> Record set:

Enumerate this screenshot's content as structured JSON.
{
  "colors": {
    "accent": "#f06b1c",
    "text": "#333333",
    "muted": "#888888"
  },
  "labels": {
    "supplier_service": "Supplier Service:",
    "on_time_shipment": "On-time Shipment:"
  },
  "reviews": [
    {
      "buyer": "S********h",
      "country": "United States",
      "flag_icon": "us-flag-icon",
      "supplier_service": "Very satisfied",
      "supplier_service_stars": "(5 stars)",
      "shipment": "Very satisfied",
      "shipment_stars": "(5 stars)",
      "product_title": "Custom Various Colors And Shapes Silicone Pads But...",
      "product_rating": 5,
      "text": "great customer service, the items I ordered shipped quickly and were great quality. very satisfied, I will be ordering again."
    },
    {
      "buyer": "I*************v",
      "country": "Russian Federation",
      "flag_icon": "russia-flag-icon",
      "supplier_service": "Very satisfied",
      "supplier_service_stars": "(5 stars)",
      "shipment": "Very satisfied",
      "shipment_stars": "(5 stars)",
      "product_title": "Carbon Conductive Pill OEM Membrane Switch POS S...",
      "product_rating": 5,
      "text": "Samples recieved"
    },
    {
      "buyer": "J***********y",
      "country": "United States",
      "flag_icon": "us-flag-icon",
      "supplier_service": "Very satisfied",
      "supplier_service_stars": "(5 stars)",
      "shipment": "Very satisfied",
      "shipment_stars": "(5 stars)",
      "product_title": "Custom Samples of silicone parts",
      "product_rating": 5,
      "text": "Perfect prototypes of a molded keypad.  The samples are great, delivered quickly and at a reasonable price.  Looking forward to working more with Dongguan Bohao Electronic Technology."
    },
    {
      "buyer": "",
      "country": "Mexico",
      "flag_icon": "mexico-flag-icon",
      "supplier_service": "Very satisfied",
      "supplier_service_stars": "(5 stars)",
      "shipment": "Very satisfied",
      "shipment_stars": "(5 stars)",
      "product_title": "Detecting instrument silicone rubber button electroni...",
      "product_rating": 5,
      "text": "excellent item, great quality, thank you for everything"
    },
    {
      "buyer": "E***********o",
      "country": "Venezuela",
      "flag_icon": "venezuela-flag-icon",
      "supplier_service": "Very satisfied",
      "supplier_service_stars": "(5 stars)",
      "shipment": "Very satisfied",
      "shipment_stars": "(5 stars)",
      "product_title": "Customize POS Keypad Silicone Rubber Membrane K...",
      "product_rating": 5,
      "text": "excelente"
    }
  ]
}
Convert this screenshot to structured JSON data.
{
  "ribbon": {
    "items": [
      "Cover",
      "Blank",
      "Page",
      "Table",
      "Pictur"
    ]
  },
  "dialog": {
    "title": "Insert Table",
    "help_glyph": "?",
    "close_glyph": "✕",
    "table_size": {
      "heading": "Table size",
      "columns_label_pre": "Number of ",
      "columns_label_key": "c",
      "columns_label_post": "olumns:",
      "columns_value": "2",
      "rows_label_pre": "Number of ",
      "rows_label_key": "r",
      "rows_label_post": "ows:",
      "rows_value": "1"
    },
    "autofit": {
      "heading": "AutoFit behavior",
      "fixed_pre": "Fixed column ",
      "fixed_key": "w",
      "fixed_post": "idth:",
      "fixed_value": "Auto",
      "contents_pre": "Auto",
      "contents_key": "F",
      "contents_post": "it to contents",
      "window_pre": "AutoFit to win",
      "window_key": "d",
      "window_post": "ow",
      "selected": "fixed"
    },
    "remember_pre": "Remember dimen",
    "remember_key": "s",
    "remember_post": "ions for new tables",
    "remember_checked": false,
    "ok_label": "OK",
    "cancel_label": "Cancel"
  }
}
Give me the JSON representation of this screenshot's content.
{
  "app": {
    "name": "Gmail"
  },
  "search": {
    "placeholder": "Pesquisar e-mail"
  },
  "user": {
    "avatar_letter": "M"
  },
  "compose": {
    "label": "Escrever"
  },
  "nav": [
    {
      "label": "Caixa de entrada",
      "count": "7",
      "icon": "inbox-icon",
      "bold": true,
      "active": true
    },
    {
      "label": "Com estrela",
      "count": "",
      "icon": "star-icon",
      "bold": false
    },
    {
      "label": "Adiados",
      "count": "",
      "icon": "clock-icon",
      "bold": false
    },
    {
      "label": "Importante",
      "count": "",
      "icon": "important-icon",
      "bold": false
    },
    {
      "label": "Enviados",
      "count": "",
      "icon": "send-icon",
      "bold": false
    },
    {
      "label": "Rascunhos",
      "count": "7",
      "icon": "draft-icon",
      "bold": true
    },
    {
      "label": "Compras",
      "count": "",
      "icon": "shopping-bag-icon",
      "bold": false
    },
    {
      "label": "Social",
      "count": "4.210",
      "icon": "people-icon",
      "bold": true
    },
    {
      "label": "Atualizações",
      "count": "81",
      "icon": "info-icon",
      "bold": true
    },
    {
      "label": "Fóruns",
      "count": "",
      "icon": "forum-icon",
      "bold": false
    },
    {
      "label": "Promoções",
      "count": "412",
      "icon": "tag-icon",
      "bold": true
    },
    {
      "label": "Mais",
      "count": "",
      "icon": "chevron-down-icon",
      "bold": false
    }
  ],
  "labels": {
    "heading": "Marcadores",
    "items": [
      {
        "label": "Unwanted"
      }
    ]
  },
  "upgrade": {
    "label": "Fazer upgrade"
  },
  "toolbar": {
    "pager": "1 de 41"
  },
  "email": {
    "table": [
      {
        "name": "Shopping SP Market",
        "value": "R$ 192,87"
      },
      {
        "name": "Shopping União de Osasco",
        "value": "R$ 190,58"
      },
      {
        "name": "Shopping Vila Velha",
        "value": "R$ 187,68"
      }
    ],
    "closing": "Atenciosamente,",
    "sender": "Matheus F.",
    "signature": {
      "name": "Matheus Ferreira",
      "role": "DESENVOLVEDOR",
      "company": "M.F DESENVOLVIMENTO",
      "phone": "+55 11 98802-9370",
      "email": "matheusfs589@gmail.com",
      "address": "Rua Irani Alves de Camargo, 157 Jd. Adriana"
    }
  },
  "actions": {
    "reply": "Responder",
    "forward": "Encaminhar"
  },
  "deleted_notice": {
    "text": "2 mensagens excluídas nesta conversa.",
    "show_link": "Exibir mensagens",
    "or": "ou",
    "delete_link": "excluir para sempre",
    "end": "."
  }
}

> What you should do: Extract each line of the listing above, copying it word for word.

> Exercise result:
Enumerate this screenshot's content as structured JSON.
{
  "colors": {
    "accent": "#f06b1c",
    "text": "#333333",
    "muted": "#888888"
  },
  "labels": {
    "supplier_service": "Supplier Service:",
    "on_time_shipment": "On-time Shipment:"
  },
  "reviews": [
    {
      "buyer": "S********h",
      "country": "United States",
      "flag_icon": "us-flag-icon",
      "supplier_service": "Very satisfied",
      "supplier_service_stars": "(5 stars)",
      "shipment": "Very satisfied",
      "shipment_stars": "(5 stars)",
      "product_title": "Custom Various Colors And Shapes Silicone Pads But...",
      "product_rating": 5,
      "text": "great customer service, the items I ordered shipped quickly and were great quality. very satisfied, I will be ordering again."
    },
    {
      "buyer": "I*************v",
      "country": "Russian Federation",
      "flag_icon": "russia-flag-icon",
      "supplier_service": "Very satisfied",
      "supplier_service_stars": "(5 stars)",
      "shipment": "Very satisfied",
      "shipment_stars": "(5 stars)",
      "product_title": "Carbon Conductive Pill OEM Membrane Switch POS S...",
      "product_rating": 5,
      "text": "Samples recieved"
    },
    {
      "buyer": "J***********y",
      "country": "United States",
      "flag_icon": "us-flag-icon",
      "supplier_service": "Very satisfied",
      "supplier_service_stars": "(5 stars)",
      "shipment": "Very satisfied",
      "shipment_stars": "(5 stars)",
      "product_title": "Custom Samples of silicone parts",
      "product_rating": 5,
      "text": "Perfect prototypes of a molded keypad.  The samples are great, delivered quickly and at a reasonable price.  Looking forward to working more with Dongguan Bohao Electronic Technology."
    },
    {
      "buyer": "",
      "country": "Mexico",
      "flag_icon": "mexico-flag-icon",
      "supplier_service": "Very satisfied",
      "supplier_service_stars": "(5 stars)",
      "shipment": "Very satisfied",
      "shipment_stars": "(5 stars)",
      "product_title": "Detecting instrument silicone rubber button electroni...",
      "product_rating": 5,
      "text": "excellent item, great quality, thank you for everything"
    },
    {
      "buyer": "E***********o",
      "country": "Venezuela",
      "flag_icon": "venezuela-flag-icon",
      "supplier_service": "Very satisfied",
      "supplier_service_stars": "(5 stars)",
      "shipment": "Very satisfied",
      "shipment_stars": "(5 stars)",
      "product_title": "Customize POS Keypad Silicone Rubber Membrane K...",
      "product_rating": 5,
      "text": "excelente"
    }
  ]
}
Convert this screenshot to structured JSON data.
{
  "ribbon": {
    "items": [
      "Cover",
      "Blank",
      "Page",
      "Table",
      "Pictur"
    ]
  },
  "dialog": {
    "title": "Insert Table",
    "help_glyph": "?",
    "close_glyph": "✕",
    "table_size": {
      "heading": "Table size",
      "columns_label_pre": "Number of ",
      "columns_label_key": "c",
      "columns_label_post": "olumns:",
      "columns_value": "2",
      "rows_label_pre": "Number of ",
      "rows_label_key": "r",
      "rows_label_post": "ows:",
      "rows_value": "1"
    },
    "autofit": {
      "heading": "AutoFit behavior",
      "fixed_pre": "Fixed column ",
      "fixed_key": "w",
      "fixed_post": "idth:",
      "fixed_value": "Auto",
      "contents_pre": "Auto",
      "contents_key": "F",
      "contents_post": "it to contents",
      "window_pre": "AutoFit to win",
      "window_key": "d",
      "window_post": "ow",
      "selected": "fixed"
    },
    "remember_pre": "Remember dimen",
    "remember_key": "s",
    "remember_post": "ions for new tables",
    "remember_checked": false,
    "ok_label": "OK",
    "cancel_label": "Cancel"
  }
}
Give me the JSON representation of this screenshot's content.
{
  "app": {
    "name": "Gmail"
  },
  "search": {
    "placeholder": "Pesquisar e-mail"
  },
  "user": {
    "avatar_letter": "M"
  },
  "compose": {
    "label": "Escrever"
  },
  "nav": [
    {
      "label": "Caixa de entrada",
      "count": "7",
      "icon": "inbox-icon",
      "bold": true,
      "active": true
    },
    {
      "label": "Com estrela",
      "count": "",
      "icon": "star-icon",
      "bold": false
    },
    {
      "label": "Adiados",
      "count": "",
      "icon": "clock-icon",
      "bold": false
    },
    {
      "label": "Importante",
      "count": "",
      "icon": "important-icon",
      "bold": false
    },
    {
      "label": "Enviados",
      "count": "",
      "icon": "send-icon",
      "bold": false
    },
    {
      "label": "Rascunhos",
      "count": "7",
      "icon": "draft-icon",
      "bold": true
    },
    {
      "label": "Compras",
      "count": "",
      "icon": "shopping-bag-icon",
      "bold": false
    },
    {
      "label": "Social",
      "count": "4.210",
      "icon": "people-icon",
      "bold": true
    },
    {
      "label": "Atualizações",
      "count": "81",
      "icon": "info-icon",
      "bold": true
    },
    {
      "label": "Fóruns",
      "count": "",
      "icon": "forum-icon",
      "bold": false
    },
    {
      "label": "Promoções",
      "count": "412",
      "icon": "tag-icon",
      "bold": true
    },
    {
      "label": "Mais",
      "count": "",
      "icon": "chevron-down-icon",
      "bold": false
    }
  ],
  "labels": {
    "heading": "Marcadores",
    "items": [
      {
        "label": "Unwanted"
      }
    ]
  },
  "upgrade": {
    "label": "Fazer upgrade"
  },
  "toolbar": {
    "pager": "1 de 41"
  },
  "email": {
    "table": [
      {
        "name": "Shopping SP Market",
        "value": "R$ 192,87"
      },
      {
        "name": "Shopping União de Osasco",
        "value": "R$ 190,58"
      },
      {
        "name": "Shopping Vila Velha",
        "value": "R$ 187,68"
      }
    ],
    "closing": "Atenciosamente,",
    "sender": "Matheus F.",
    "signature": {
      "name": "Matheus Ferreira",
      "role": "DESENVOLVEDOR",
      "company": "M.F DESENVOLVIMENTO",
      "phone": "+55 11 98802-9370",
      "email": "matheusfs589@gmail.com",
      "address": "Rua Irani Alves de Camargo, 157 Jd. Adriana"
    }
  },
  "actions": {
    "reply": "Responder",
    "forward": "Encaminhar"
  },
  "deleted_notice": {
    "text": "2 mensagens excluídas nesta conversa.",
    "show_link": "Exibir mensagens",
    "or": "ou",
    "delete_link": "excluir para sempre",
    "end": "."
  }
}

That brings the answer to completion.